— Start of MATERIAL FOR THIS TASK —

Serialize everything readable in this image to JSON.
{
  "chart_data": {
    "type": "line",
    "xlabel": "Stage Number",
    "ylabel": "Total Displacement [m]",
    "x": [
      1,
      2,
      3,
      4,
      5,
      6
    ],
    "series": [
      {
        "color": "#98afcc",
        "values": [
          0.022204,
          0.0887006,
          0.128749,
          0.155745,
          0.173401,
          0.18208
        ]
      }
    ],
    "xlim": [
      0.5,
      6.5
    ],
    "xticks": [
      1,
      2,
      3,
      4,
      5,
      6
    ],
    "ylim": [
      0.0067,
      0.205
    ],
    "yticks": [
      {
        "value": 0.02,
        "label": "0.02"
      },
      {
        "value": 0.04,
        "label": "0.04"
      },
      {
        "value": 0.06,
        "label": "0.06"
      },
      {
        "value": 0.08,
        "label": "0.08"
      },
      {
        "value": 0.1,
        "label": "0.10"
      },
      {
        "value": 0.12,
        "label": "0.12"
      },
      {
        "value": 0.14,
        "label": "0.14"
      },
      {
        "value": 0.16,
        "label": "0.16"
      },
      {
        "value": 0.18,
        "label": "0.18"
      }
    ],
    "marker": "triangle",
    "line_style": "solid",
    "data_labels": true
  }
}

— End of MATERIAL FOR THIS TASK —

__TO BE DONE__:
Transcribe all lines as written.

__THE SOLUTION__:
Serialize everything readable in this image to JSON.
{
  "chart_data": {
    "type": "line",
    "xlabel": "Stage Number",
    "ylabel": "Total Displacement [m]",
    "x": [
      1,
      2,
      3,
      4,
      5,
      6
    ],
    "series": [
      {
        "color": "#98afcc",
        "values": [
          0.022204,
          0.0887006,
          0.128749,
          0.155745,
          0.173401,
          0.18208
        ]
      }
    ],
    "xlim": [
      0.5,
      6.5
    ],
    "xticks": [
      1,
      2,
      3,
      4,
      5,
      6
    ],
    "ylim": [
      0.0067,
      0.205
    ],
    "yticks": [
      {
        "value": 0.02,
        "label": "0.02"
      },
      {
        "value": 0.04,
        "label": "0.04"
      },
      {
        "value": 0.06,
        "label": "0.06"
      },
      {
        "value": 0.08,
        "label": "0.08"
      },
      {
        "value": 0.1,
        "label": "0.10"
      },
      {
        "value": 0.12,
        "label": "0.12"
      },
      {
        "value": 0.14,
        "label": "0.14"
      },
      {
        "value": 0.16,
        "label": "0.16"
      },
      {
        "value": 0.18,
        "label": "0.18"
      }
    ],
    "marker": "triangle",
    "line_style": "solid",
    "data_labels": true
  }
}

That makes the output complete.